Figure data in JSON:
-=-=-=-=-

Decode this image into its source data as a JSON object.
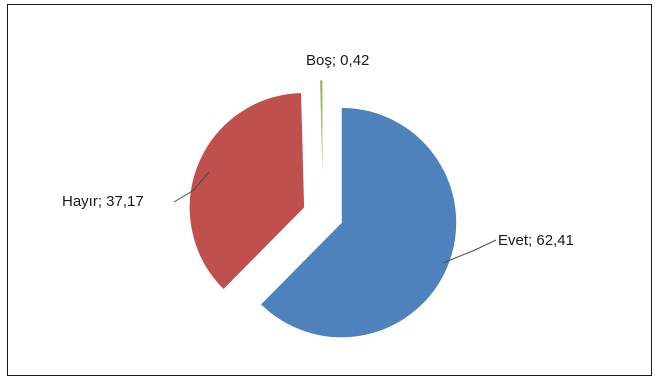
{
  "chart_data": {
    "type": "pie",
    "title": "",
    "slices": [
      {
        "label": "Evet",
        "value": 62.41,
        "text": "Evet; 62,41",
        "color": "#4f81bd"
      },
      {
        "label": "Hayır",
        "value": 37.17,
        "text": "Hayır; 37,17",
        "color": "#c0504d"
      },
      {
        "label": "Boş",
        "value": 0.42,
        "text": "Boş; 0,42",
        "color": "#9bbb59"
      }
    ],
    "exploded": true,
    "legend": "none"
  }
}
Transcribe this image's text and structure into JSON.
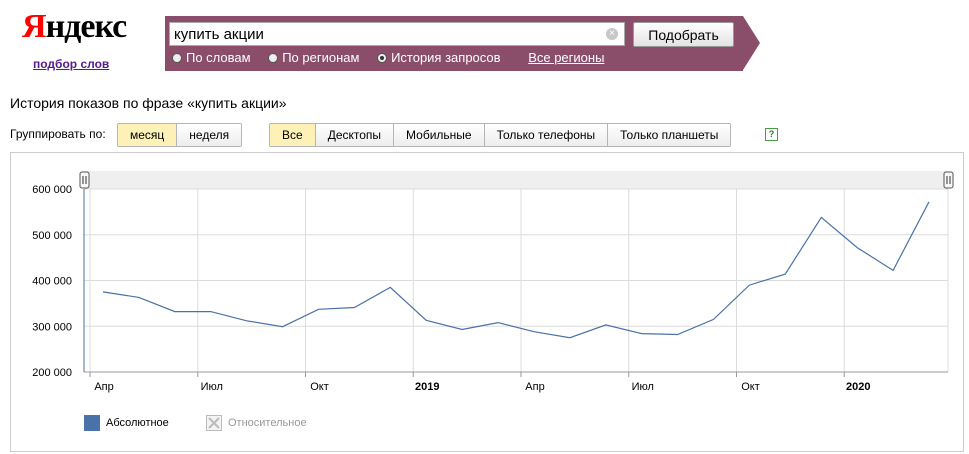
{
  "logo": {
    "text_first": "Я",
    "text_rest": "ндекс",
    "subtitle": "подбор слов"
  },
  "search": {
    "value": "купить акции",
    "placeholder": "",
    "submit_label": "Подобрать"
  },
  "modes": [
    {
      "label": "По словам",
      "checked": false
    },
    {
      "label": "По регионам",
      "checked": false
    },
    {
      "label": "История запросов",
      "checked": true
    }
  ],
  "all_regions_label": "Все регионы",
  "heading": "История показов по фразе «купить акции»",
  "group_label": "Группировать по:",
  "group_buttons": [
    {
      "label": "месяц",
      "active": true
    },
    {
      "label": "неделя",
      "active": false
    }
  ],
  "device_buttons": [
    {
      "label": "Все",
      "active": true
    },
    {
      "label": "Десктопы",
      "active": false
    },
    {
      "label": "Мобильные",
      "active": false
    },
    {
      "label": "Только телефоны",
      "active": false
    },
    {
      "label": "Только планшеты",
      "active": false
    }
  ],
  "help_icon_text": "?",
  "legend": [
    {
      "label": "Абсолютное",
      "color": "#4a72a8",
      "active": true
    },
    {
      "label": "Относительное",
      "color": "#cccccc",
      "active": false
    }
  ],
  "colors": {
    "brand_red": "#ff0000",
    "panel": "#8b4e6a",
    "line": "#4a72a8",
    "active_tab": "#fdf1b8"
  },
  "chart_data": {
    "type": "line",
    "x": [
      "2018-04",
      "2018-05",
      "2018-06",
      "2018-07",
      "2018-08",
      "2018-09",
      "2018-10",
      "2018-11",
      "2018-12",
      "2019-01",
      "2019-02",
      "2019-03",
      "2019-04",
      "2019-05",
      "2019-06",
      "2019-07",
      "2019-08",
      "2019-09",
      "2019-10",
      "2019-11",
      "2019-12",
      "2020-01",
      "2020-02",
      "2020-03"
    ],
    "series": [
      {
        "values": [
          375000,
          363000,
          332000,
          332000,
          312000,
          299000,
          337000,
          341000,
          385000,
          313000,
          293000,
          308000,
          288000,
          275000,
          303000,
          284000,
          282000,
          315000,
          390000,
          414000,
          538000,
          472000,
          422000,
          572000
        ]
      }
    ],
    "ylim": [
      200000,
      600000
    ],
    "yticks": [
      "200 000",
      "300 000",
      "400 000",
      "500 000",
      "600 000"
    ],
    "xticks": [
      {
        "label": "Апр",
        "at": "2018-04",
        "bold": false
      },
      {
        "label": "Июл",
        "at": "2018-07",
        "bold": false
      },
      {
        "label": "Окт",
        "at": "2018-10",
        "bold": false
      },
      {
        "label": "2019",
        "at": "2019-01",
        "bold": true
      },
      {
        "label": "Апр",
        "at": "2019-04",
        "bold": false
      },
      {
        "label": "Июл",
        "at": "2019-07",
        "bold": false
      },
      {
        "label": "Окт",
        "at": "2019-10",
        "bold": false
      },
      {
        "label": "2020",
        "at": "2020-01",
        "bold": true
      }
    ],
    "grid": true,
    "title": "",
    "xlabel": "",
    "ylabel": ""
  }
}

-=-=-=-=-

• [GIVEN INSTRUCTION]:
State how many lines of the data include the word "История", with nothing else.

• [RESULT]:
2